== To be done ==
All of the lines below are to be printed again exactly; images are excluded from the output.

Items from a dataset
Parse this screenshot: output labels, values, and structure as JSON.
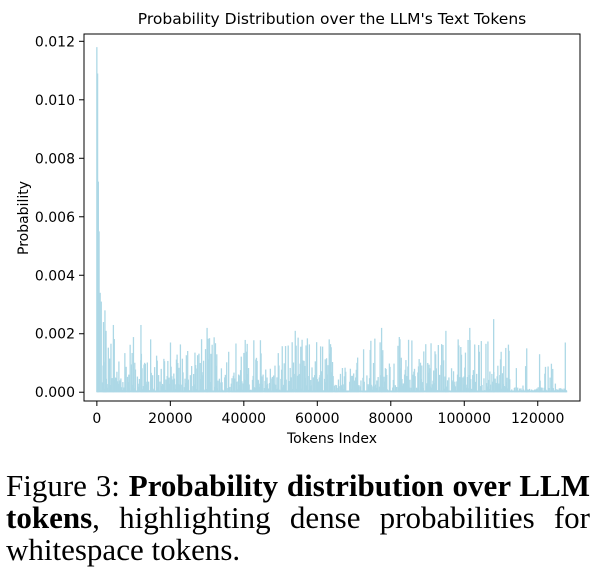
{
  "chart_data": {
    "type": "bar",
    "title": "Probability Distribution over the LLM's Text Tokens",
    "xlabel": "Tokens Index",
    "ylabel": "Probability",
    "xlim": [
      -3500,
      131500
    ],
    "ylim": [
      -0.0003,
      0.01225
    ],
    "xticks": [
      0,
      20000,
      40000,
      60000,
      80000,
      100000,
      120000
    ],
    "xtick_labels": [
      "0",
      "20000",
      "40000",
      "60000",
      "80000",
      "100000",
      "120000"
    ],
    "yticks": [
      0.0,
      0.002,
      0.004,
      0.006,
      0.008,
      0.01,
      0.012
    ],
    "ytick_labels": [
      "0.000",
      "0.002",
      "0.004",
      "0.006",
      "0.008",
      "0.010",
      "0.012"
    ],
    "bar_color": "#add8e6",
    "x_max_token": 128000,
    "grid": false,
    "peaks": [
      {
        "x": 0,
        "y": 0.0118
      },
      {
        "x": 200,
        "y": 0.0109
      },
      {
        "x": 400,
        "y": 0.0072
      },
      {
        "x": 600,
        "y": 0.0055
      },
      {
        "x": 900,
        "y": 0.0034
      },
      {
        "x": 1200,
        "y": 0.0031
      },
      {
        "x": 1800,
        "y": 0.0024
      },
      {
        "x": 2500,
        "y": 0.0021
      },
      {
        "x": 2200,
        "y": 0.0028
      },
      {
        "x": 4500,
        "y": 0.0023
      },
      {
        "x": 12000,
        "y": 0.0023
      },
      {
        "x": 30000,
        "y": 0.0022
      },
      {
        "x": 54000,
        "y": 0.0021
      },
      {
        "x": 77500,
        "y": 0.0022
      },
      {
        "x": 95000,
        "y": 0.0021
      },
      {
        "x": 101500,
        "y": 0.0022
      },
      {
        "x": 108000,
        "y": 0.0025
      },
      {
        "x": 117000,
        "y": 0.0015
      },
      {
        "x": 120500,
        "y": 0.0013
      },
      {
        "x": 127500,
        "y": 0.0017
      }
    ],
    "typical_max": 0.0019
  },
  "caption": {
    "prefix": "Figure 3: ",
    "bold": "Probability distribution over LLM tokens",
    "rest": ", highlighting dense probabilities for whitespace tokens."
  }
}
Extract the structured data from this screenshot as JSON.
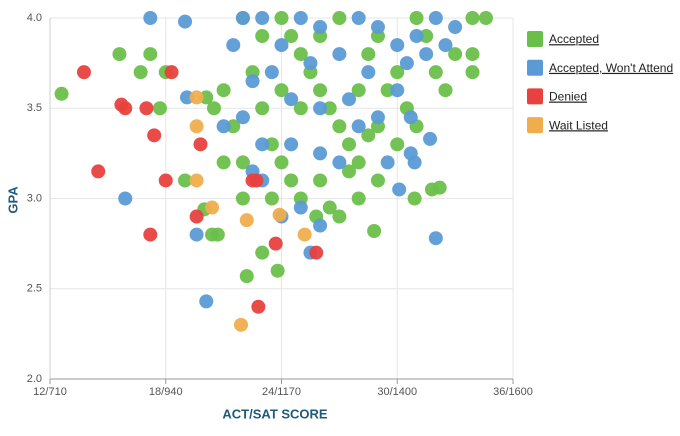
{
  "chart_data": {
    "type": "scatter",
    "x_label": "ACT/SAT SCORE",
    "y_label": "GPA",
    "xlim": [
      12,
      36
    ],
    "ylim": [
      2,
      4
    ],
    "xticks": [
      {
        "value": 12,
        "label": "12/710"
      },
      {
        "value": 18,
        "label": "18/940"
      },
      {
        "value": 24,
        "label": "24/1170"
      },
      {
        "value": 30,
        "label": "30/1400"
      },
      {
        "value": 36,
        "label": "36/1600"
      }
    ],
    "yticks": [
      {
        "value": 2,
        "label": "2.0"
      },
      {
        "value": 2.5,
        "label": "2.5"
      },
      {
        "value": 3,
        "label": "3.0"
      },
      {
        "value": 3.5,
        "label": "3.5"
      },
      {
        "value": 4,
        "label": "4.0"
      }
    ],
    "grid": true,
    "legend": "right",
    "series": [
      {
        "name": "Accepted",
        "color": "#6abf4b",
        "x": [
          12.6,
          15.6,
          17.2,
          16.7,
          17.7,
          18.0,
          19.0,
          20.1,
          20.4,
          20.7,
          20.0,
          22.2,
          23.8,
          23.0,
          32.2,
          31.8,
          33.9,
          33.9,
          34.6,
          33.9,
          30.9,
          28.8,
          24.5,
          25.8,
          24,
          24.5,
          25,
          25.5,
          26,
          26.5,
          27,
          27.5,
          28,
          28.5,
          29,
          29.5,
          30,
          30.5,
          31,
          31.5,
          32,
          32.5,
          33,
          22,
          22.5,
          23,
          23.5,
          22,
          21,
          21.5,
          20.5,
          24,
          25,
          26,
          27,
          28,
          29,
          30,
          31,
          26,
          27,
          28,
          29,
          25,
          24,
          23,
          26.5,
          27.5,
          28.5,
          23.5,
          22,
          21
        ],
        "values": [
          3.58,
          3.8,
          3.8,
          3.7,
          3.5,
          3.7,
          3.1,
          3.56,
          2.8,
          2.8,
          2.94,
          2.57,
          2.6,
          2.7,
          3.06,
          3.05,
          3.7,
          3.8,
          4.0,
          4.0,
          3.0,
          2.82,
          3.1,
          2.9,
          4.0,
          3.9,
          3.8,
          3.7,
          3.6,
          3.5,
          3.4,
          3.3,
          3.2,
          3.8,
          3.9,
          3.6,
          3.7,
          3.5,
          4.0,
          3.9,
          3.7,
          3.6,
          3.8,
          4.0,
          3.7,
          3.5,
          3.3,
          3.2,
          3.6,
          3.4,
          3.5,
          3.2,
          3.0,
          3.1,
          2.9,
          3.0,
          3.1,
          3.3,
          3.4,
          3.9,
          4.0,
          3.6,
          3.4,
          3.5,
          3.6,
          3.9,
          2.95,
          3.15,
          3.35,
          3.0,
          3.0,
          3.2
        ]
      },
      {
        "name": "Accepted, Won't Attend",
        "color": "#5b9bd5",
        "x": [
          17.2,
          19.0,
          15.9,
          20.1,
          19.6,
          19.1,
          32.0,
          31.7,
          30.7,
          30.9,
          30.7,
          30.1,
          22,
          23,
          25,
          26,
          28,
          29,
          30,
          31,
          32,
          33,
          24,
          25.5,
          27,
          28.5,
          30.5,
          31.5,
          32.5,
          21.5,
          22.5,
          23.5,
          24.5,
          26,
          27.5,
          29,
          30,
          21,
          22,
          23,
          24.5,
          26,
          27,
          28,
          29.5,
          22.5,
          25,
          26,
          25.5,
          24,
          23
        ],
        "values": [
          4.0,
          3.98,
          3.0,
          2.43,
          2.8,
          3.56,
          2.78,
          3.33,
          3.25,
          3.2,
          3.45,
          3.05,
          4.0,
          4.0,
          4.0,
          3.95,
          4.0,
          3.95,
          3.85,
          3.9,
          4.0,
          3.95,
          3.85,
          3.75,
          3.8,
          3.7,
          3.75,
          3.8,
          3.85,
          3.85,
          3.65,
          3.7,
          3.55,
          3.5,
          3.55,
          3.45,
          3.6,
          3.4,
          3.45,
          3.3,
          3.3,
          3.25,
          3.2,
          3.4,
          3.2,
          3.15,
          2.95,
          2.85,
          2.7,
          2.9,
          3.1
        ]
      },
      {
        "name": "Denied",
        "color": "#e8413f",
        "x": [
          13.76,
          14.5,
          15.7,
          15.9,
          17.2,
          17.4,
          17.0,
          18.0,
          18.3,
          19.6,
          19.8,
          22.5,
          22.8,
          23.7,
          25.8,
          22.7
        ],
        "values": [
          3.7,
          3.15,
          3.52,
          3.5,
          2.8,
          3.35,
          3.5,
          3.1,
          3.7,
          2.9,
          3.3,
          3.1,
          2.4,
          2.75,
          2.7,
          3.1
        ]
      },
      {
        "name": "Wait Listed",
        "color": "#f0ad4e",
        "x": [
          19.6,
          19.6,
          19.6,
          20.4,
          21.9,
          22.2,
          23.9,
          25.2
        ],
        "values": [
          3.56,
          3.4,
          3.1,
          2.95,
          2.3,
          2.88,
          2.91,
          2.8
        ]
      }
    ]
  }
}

== Finished task ==
Parse this screenshot: output labels, values, and structure as JSON.
{
  "chart_data": {
    "type": "bar",
    "title": "Probability Distribution over the LLM's Text Tokens",
    "xlabel": "Tokens Index",
    "ylabel": "Probability",
    "xlim": [
      -3500,
      131500
    ],
    "ylim": [
      -0.0003,
      0.01225
    ],
    "xticks": [
      0,
      20000,
      40000,
      60000,
      80000,
      100000,
      120000
    ],
    "xtick_labels": [
      "0",
      "20000",
      "40000",
      "60000",
      "80000",
      "100000",
      "120000"
    ],
    "yticks": [
      0.0,
      0.002,
      0.004,
      0.006,
      0.008,
      0.01,
      0.012
    ],
    "ytick_labels": [
      "0.000",
      "0.002",
      "0.004",
      "0.006",
      "0.008",
      "0.010",
      "0.012"
    ],
    "bar_color": "#add8e6",
    "x_max_token": 128000,
    "grid": false,
    "peaks": [
      {
        "x": 0,
        "y": 0.0118
      },
      {
        "x": 200,
        "y": 0.0109
      },
      {
        "x": 400,
        "y": 0.0072
      },
      {
        "x": 600,
        "y": 0.0055
      },
      {
        "x": 900,
        "y": 0.0034
      },
      {
        "x": 1200,
        "y": 0.0031
      },
      {
        "x": 1800,
        "y": 0.0024
      },
      {
        "x": 2500,
        "y": 0.0021
      },
      {
        "x": 2200,
        "y": 0.0028
      },
      {
        "x": 4500,
        "y": 0.0023
      },
      {
        "x": 12000,
        "y": 0.0023
      },
      {
        "x": 30000,
        "y": 0.0022
      },
      {
        "x": 54000,
        "y": 0.0021
      },
      {
        "x": 77500,
        "y": 0.0022
      },
      {
        "x": 95000,
        "y": 0.0021
      },
      {
        "x": 101500,
        "y": 0.0022
      },
      {
        "x": 108000,
        "y": 0.0025
      },
      {
        "x": 117000,
        "y": 0.0015
      },
      {
        "x": 120500,
        "y": 0.0013
      },
      {
        "x": 127500,
        "y": 0.0017
      }
    ],
    "typical_max": 0.0019
  },
  "caption": {
    "prefix": "Figure 3: ",
    "bold": "Probability distribution over LLM tokens",
    "rest": ", highlighting dense probabilities for whitespace tokens."
  }
}
Extract the structured data from this screenshot as JSON.
{
  "chart_data": {
    "type": "scatter",
    "x_label": "ACT/SAT SCORE",
    "y_label": "GPA",
    "xlim": [
      12,
      36
    ],
    "ylim": [
      2,
      4
    ],
    "xticks": [
      {
        "value": 12,
        "label": "12/710"
      },
      {
        "value": 18,
        "label": "18/940"
      },
      {
        "value": 24,
        "label": "24/1170"
      },
      {
        "value": 30,
        "label": "30/1400"
      },
      {
        "value": 36,
        "label": "36/1600"
      }
    ],
    "yticks": [
      {
        "value": 2,
        "label": "2.0"
      },
      {
        "value": 2.5,
        "label": "2.5"
      },
      {
        "value": 3,
        "label": "3.0"
      },
      {
        "value": 3.5,
        "label": "3.5"
      },
      {
        "value": 4,
        "label": "4.0"
      }
    ],
    "grid": true,
    "legend": "right",
    "series": [
      {
        "name": "Accepted",
        "color": "#6abf4b",
        "x": [
          12.6,
          15.6,
          17.2,
          16.7,
          17.7,
          18.0,
          19.0,
          20.1,
          20.4,
          20.7,
          20.0,
          22.2,
          23.8,
          23.0,
          32.2,
          31.8,
          33.9,
          33.9,
          34.6,
          33.9,
          30.9,
          28.8,
          24.5,
          25.8,
          24,
          24.5,
          25,
          25.5,
          26,
          26.5,
          27,
          27.5,
          28,
          28.5,
          29,
          29.5,
          30,
          30.5,
          31,
          31.5,
          32,
          32.5,
          33,
          22,
          22.5,
          23,
          23.5,
          22,
          21,
          21.5,
          20.5,
          24,
          25,
          26,
          27,
          28,
          29,
          30,
          31,
          26,
          27,
          28,
          29,
          25,
          24,
          23,
          26.5,
          27.5,
          28.5,
          23.5,
          22,
          21
        ],
        "values": [
          3.58,
          3.8,
          3.8,
          3.7,
          3.5,
          3.7,
          3.1,
          3.56,
          2.8,
          2.8,
          2.94,
          2.57,
          2.6,
          2.7,
          3.06,
          3.05,
          3.7,
          3.8,
          4.0,
          4.0,
          3.0,
          2.82,
          3.1,
          2.9,
          4.0,
          3.9,
          3.8,
          3.7,
          3.6,
          3.5,
          3.4,
          3.3,
          3.2,
          3.8,
          3.9,
          3.6,
          3.7,
          3.5,
          4.0,
          3.9,
          3.7,
          3.6,
          3.8,
          4.0,
          3.7,
          3.5,
          3.3,
          3.2,
          3.6,
          3.4,
          3.5,
          3.2,
          3.0,
          3.1,
          2.9,
          3.0,
          3.1,
          3.3,
          3.4,
          3.9,
          4.0,
          3.6,
          3.4,
          3.5,
          3.6,
          3.9,
          2.95,
          3.15,
          3.35,
          3.0,
          3.0,
          3.2
        ]
      },
      {
        "name": "Accepted, Won't Attend",
        "color": "#5b9bd5",
        "x": [
          17.2,
          19.0,
          15.9,
          20.1,
          19.6,
          19.1,
          32.0,
          31.7,
          30.7,
          30.9,
          30.7,
          30.1,
          22,
          23,
          25,
          26,
          28,
          29,
          30,
          31,
          32,
          33,
          24,
          25.5,
          27,
          28.5,
          30.5,
          31.5,
          32.5,
          21.5,
          22.5,
          23.5,
          24.5,
          26,
          27.5,
          29,
          30,
          21,
          22,
          23,
          24.5,
          26,
          27,
          28,
          29.5,
          22.5,
          25,
          26,
          25.5,
          24,
          23
        ],
        "values": [
          4.0,
          3.98,
          3.0,
          2.43,
          2.8,
          3.56,
          2.78,
          3.33,
          3.25,
          3.2,
          3.45,
          3.05,
          4.0,
          4.0,
          4.0,
          3.95,
          4.0,
          3.95,
          3.85,
          3.9,
          4.0,
          3.95,
          3.85,
          3.75,
          3.8,
          3.7,
          3.75,
          3.8,
          3.85,
          3.85,
          3.65,
          3.7,
          3.55,
          3.5,
          3.55,
          3.45,
          3.6,
          3.4,
          3.45,
          3.3,
          3.3,
          3.25,
          3.2,
          3.4,
          3.2,
          3.15,
          2.95,
          2.85,
          2.7,
          2.9,
          3.1
        ]
      },
      {
        "name": "Denied",
        "color": "#e8413f",
        "x": [
          13.76,
          14.5,
          15.7,
          15.9,
          17.2,
          17.4,
          17.0,
          18.0,
          18.3,
          19.6,
          19.8,
          22.5,
          22.8,
          23.7,
          25.8,
          22.7
        ],
        "values": [
          3.7,
          3.15,
          3.52,
          3.5,
          2.8,
          3.35,
          3.5,
          3.1,
          3.7,
          2.9,
          3.3,
          3.1,
          2.4,
          2.75,
          2.7,
          3.1
        ]
      },
      {
        "name": "Wait Listed",
        "color": "#f0ad4e",
        "x": [
          19.6,
          19.6,
          19.6,
          20.4,
          21.9,
          22.2,
          23.9,
          25.2
        ],
        "values": [
          3.56,
          3.4,
          3.1,
          2.95,
          2.3,
          2.88,
          2.91,
          2.8
        ]
      }
    ]
  }
}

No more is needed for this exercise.